WHAT THE EXERCISE ASKS -
Render every line of the records below as a JSON list of strings, one string per line, leaving out blank lines.

DATA SUPPLIED -
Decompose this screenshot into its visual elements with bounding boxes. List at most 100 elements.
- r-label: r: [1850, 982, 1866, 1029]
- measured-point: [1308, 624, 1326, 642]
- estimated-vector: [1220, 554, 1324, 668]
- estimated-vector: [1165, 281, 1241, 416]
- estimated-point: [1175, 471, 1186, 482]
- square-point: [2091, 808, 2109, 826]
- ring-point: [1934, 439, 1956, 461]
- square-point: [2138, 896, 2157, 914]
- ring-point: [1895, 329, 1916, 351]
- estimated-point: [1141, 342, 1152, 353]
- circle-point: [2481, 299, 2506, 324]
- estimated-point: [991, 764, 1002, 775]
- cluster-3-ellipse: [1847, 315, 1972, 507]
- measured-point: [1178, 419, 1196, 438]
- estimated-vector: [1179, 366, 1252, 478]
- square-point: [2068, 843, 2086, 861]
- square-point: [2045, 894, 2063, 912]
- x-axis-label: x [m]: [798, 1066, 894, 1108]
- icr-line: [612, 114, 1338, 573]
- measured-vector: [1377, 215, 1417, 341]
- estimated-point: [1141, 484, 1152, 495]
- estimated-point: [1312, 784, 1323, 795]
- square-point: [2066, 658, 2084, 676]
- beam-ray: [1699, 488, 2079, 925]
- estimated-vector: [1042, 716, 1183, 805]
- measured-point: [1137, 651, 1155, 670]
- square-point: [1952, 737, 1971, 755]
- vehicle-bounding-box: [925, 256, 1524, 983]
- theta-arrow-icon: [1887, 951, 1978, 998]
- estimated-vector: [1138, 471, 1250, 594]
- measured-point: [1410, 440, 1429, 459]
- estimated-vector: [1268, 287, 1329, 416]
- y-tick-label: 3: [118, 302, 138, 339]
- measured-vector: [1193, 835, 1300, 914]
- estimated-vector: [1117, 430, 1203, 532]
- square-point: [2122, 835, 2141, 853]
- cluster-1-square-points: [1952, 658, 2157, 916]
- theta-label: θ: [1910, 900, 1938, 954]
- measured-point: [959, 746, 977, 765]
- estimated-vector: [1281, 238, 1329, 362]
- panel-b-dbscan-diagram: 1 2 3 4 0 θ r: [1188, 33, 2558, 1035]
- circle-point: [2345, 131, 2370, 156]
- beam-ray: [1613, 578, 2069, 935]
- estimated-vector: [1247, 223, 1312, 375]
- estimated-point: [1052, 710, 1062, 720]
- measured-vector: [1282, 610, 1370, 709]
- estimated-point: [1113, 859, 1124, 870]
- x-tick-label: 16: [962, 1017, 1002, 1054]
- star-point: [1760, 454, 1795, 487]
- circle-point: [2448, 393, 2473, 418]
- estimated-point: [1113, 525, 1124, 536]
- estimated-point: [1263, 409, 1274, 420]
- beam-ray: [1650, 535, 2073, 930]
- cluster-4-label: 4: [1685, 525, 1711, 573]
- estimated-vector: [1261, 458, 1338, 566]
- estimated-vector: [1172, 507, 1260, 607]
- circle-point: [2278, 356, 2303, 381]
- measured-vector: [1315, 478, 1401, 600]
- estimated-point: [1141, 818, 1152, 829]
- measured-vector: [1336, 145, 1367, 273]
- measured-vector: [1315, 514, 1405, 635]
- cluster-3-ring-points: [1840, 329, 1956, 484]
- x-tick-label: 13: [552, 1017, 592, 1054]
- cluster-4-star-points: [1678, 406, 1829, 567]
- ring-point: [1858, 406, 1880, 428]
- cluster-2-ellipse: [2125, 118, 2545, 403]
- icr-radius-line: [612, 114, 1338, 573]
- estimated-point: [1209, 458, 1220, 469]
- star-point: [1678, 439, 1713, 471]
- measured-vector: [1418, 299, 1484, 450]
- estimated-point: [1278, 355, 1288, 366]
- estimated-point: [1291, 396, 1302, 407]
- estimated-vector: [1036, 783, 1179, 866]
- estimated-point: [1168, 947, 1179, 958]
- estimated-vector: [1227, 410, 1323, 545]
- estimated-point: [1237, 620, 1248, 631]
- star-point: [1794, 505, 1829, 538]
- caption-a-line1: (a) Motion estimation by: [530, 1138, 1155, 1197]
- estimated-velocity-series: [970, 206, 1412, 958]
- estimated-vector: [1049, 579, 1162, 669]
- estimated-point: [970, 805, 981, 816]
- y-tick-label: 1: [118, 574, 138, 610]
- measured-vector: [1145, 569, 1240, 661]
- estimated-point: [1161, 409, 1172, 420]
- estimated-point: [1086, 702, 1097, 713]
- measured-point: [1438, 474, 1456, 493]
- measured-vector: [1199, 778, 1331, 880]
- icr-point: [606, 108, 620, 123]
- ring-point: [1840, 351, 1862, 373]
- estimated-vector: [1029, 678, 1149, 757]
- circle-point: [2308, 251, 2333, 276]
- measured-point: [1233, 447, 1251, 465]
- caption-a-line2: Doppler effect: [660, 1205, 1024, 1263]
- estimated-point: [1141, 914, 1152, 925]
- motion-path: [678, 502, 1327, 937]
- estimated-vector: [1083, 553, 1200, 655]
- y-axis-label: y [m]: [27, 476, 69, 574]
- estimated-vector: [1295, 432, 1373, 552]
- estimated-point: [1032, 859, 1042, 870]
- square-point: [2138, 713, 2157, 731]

EXERCISE ANSWER -
[
  "Decompose this screenshot into its visual elements with bounding boxes. List at most 100 elements.",
  "- r-label: r: [1850, 982, 1866, 1029]",
  "- measured-point: [1308, 624, 1326, 642]",
  "- estimated-vector: [1220, 554, 1324, 668]",
  "- estimated-vector: [1165, 281, 1241, 416]",
  "- estimated-point: [1175, 471, 1186, 482]",
  "- square-point: [2091, 808, 2109, 826]",
  "- ring-point: [1934, 439, 1956, 461]",
  "- square-point: [2138, 896, 2157, 914]",
  "- ring-point: [1895, 329, 1916, 351]",
  "- estimated-point: [1141, 342, 1152, 353]",
  "- circle-point: [2481, 299, 2506, 324]",
  "- estimated-point: [991, 764, 1002, 775]",
  "- cluster-3-ellipse: [1847, 315, 1972, 507]",
  "- measured-point: [1178, 419, 1196, 438]",
  "- estimated-vector: [1179, 366, 1252, 478]",
  "- square-point: [2068, 843, 2086, 861]",
  "- square-point: [2045, 894, 2063, 912]",
  "- x-axis-label: x [m]: [798, 1066, 894, 1108]",
  "- icr-line: [612, 114, 1338, 573]",
  "- measured-vector: [1377, 215, 1417, 341]",
  "- estimated-point: [1141, 484, 1152, 495]",
  "- estimated-point: [1312, 784, 1323, 795]",
  "- square-point: [2066, 658, 2084, 676]",
  "- beam-ray: [1699, 488, 2079, 925]",
  "- estimated-vector: [1042, 716, 1183, 805]",
  "- measured-point: [1137, 651, 1155, 670]",
  "- square-point: [1952, 737, 1971, 755]",
  "- vehicle-bounding-box: [925, 256, 1524, 983]",
  "- theta-arrow-icon: [1887, 951, 1978, 998]",
  "- estimated-vector: [1138, 471, 1250, 594]",
  "- measured-point: [1410, 440, 1429, 459]",
  "- estimated-vector: [1268, 287, 1329, 416]",
  "- y-tick-label: 3: [118, 302, 138, 339]",
  "- measured-vector: [1193, 835, 1300, 914]",
  "- estimated-vector: [1117, 430, 1203, 532]",
  "- square-point: [2122, 835, 2141, 853]",
  "- cluster-1-square-points: [1952, 658, 2157, 916]",
  "- theta-label: θ: [1910, 900, 1938, 954]",
  "- measured-point: [959, 746, 977, 765]",
  "- estimated-vector: [1281, 238, 1329, 362]",
  "- panel-b-dbscan-diagram: 1 2 3 4 0 θ r: [1188, 33, 2558, 1035]",
  "- circle-point: [2345, 131, 2370, 156]",
  "- beam-ray: [1613, 578, 2069, 935]",
  "- estimated-vector: [1247, 223, 1312, 375]",
  "- estimated-point: [1052, 710, 1062, 720]",
  "- measured-vector: [1282, 610, 1370, 709]",
  "- estimated-point: [1113, 859, 1124, 870]",
  "- x-tick-label: 16: [962, 1017, 1002, 1054]",
  "- star-point: [1760, 454, 1795, 487]",
  "- circle-point: [2448, 393, 2473, 418]",
  "- estimated-point: [1113, 525, 1124, 536]",
  "- estimated-point: [1263, 409, 1274, 420]",
  "- beam-ray: [1650, 535, 2073, 930]",
  "- cluster-4-label: 4: [1685, 525, 1711, 573]",
  "- estimated-vector: [1261, 458, 1338, 566]",
  "- estimated-vector: [1172, 507, 1260, 607]",
  "- circle-point: [2278, 356, 2303, 381]",
  "- measured-vector: [1315, 478, 1401, 600]",
  "- estimated-point: [1141, 818, 1152, 829]",
  "- measured-vector: [1336, 145, 1367, 273]",
  "- measured-vector: [1315, 514, 1405, 635]",
  "- cluster-3-ring-points: [1840, 329, 1956, 484]",
  "- x-tick-label: 13: [552, 1017, 592, 1054]",
  "- cluster-4-star-points: [1678, 406, 1829, 567]",
  "- ring-point: [1858, 406, 1880, 428]",
  "- cluster-2-ellipse: [2125, 118, 2545, 403]",
  "- icr-radius-line: [612, 114, 1338, 573]",
  "- estimated-point: [1209, 458, 1220, 469]",
  "- star-point: [1678, 439, 1713, 471]",
  "- measured-vector: [1418, 299, 1484, 450]",
  "- estimated-point: [1278, 355, 1288, 366]",
  "- estimated-point: [1291, 396, 1302, 407]",
  "- estimated-vector: [1036, 783, 1179, 866]",
  "- estimated-point: [1168, 947, 1179, 958]",
  "- estimated-vector: [1227, 410, 1323, 545]",
  "- estimated-point: [1237, 620, 1248, 631]",
  "- star-point: [1794, 505, 1829, 538]",
  "- caption-a-line1: (a) Motion estimation by: [530, 1138, 1155, 1197]",
  "- estimated-velocity-series: [970, 206, 1412, 958]",
  "- estimated-vector: [1049, 579, 1162, 669]",
  "- estimated-point: [970, 805, 981, 816]",
  "- y-tick-label: 1: [118, 574, 138, 610]",
  "- measured-vector: [1145, 569, 1240, 661]",
  "- estimated-point: [1161, 409, 1172, 420]",
  "- estimated-point: [1086, 702, 1097, 713]",
  "- measured-point: [1438, 474, 1456, 493]",
  "- measured-vector: [1199, 778, 1331, 880]",
  "- icr-point: [606, 108, 620, 123]",
  "- ring-point: [1840, 351, 1862, 373]",
  "- estimated-vector: [1029, 678, 1149, 757]",
  "- circle-point: [2308, 251, 2333, 276]",
  "- measured-point: [1233, 447, 1251, 465]",
  "- caption-a-line2: Doppler effect: [660, 1205, 1024, 1263]",
  "- estimated-point: [1141, 914, 1152, 925]",
  "- motion-path: [678, 502, 1327, 937]",
  "- estimated-vector: [1083, 553, 1200, 655]",
  "- y-axis-label: y [m]: [27, 476, 69, 574]",
  "- estimated-vector: [1295, 432, 1373, 552]",
  "- estimated-point: [1032, 859, 1042, 870]",
  "- square-point: [2138, 713, 2157, 731]"
]